- [Exercise details]
Return each line of the listing that contains the string "Махмуд".

- [Material provided]
** start **
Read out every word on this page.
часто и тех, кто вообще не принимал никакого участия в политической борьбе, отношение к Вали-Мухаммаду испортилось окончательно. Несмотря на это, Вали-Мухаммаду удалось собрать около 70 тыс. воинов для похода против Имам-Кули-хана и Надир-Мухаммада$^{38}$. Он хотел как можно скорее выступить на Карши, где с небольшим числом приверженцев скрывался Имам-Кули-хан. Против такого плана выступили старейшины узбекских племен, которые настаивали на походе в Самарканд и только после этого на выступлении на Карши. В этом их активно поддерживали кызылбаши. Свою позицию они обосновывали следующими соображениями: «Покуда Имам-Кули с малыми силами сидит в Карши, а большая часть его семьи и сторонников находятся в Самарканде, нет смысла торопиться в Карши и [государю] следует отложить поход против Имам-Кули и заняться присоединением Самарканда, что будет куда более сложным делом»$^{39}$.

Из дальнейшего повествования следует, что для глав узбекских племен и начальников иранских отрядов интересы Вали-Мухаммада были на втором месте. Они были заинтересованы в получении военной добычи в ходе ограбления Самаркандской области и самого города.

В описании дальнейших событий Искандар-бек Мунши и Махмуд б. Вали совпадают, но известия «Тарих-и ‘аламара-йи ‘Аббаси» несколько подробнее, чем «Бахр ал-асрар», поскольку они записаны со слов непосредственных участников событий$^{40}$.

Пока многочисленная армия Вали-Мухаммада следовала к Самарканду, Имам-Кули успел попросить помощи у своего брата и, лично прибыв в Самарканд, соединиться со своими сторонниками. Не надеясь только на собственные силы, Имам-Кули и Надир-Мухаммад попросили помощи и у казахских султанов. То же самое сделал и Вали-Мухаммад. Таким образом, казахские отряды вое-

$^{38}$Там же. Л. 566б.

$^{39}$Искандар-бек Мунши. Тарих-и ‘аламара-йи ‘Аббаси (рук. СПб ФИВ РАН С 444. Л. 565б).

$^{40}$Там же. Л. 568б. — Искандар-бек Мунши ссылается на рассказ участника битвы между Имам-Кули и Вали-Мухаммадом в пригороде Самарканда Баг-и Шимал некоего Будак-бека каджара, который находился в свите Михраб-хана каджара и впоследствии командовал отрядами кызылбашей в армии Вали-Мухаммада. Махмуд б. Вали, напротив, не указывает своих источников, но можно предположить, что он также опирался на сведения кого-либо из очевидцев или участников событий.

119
** end **
** start **
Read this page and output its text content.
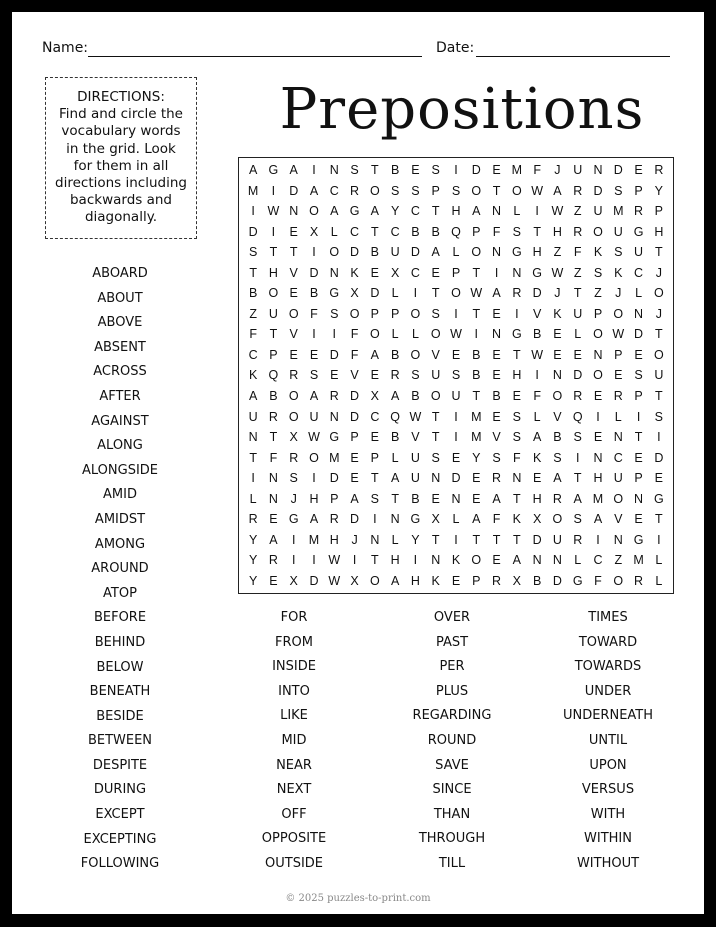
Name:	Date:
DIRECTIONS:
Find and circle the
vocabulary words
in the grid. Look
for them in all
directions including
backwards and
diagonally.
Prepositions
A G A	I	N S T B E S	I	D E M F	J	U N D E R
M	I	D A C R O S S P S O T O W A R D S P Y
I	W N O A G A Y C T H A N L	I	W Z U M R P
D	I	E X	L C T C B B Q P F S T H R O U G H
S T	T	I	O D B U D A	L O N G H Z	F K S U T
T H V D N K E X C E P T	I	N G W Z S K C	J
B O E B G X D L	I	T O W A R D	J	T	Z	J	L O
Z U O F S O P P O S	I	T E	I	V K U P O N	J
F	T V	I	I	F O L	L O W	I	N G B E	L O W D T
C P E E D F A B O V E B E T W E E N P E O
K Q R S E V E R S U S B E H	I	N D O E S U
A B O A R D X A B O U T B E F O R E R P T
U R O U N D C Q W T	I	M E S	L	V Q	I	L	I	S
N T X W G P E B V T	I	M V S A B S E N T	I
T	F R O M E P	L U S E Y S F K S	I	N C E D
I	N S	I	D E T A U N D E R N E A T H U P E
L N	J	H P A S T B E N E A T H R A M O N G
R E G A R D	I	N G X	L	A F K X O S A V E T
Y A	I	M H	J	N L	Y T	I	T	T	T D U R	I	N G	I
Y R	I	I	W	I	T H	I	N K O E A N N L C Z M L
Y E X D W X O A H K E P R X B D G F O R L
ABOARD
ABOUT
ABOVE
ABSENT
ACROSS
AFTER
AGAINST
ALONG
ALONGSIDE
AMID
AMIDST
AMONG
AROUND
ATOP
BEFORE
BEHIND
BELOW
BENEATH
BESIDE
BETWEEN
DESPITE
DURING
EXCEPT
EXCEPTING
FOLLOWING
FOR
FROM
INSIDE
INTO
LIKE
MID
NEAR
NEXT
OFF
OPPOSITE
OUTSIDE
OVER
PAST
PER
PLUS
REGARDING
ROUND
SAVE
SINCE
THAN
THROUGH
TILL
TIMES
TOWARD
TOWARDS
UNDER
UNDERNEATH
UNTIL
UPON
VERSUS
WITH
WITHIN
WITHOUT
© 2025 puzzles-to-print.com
** end **
- [Written solution]
В описании дальнейших событий Искандар-бек Мунши и Махмуд б. Вали совпадают, но известия «Тарих-и ‘аламара-йи ‘Аббаси» несколько подробнее, чем «Бахр ал-асрар», поскольку они записаны со слов непосредственных участников событий$^{40}$.
$^{40}$Там же. Л. 568б. — Искандар-бек Мунши ссылается на рассказ участника битвы между Имам-Кули и Вали-Мухаммадом в пригороде Самарканда Баг-и Шимал некоего Будак-бека каджара, который находился в свите Михраб-хана каджара и впоследствии командовал отрядами кызылбашей в армии Вали-Мухаммада. Махмуд б. Вали, напротив, не указывает своих источников, но можно предположить, что он также опирался на сведения кого-либо из очевидцев или участников событий.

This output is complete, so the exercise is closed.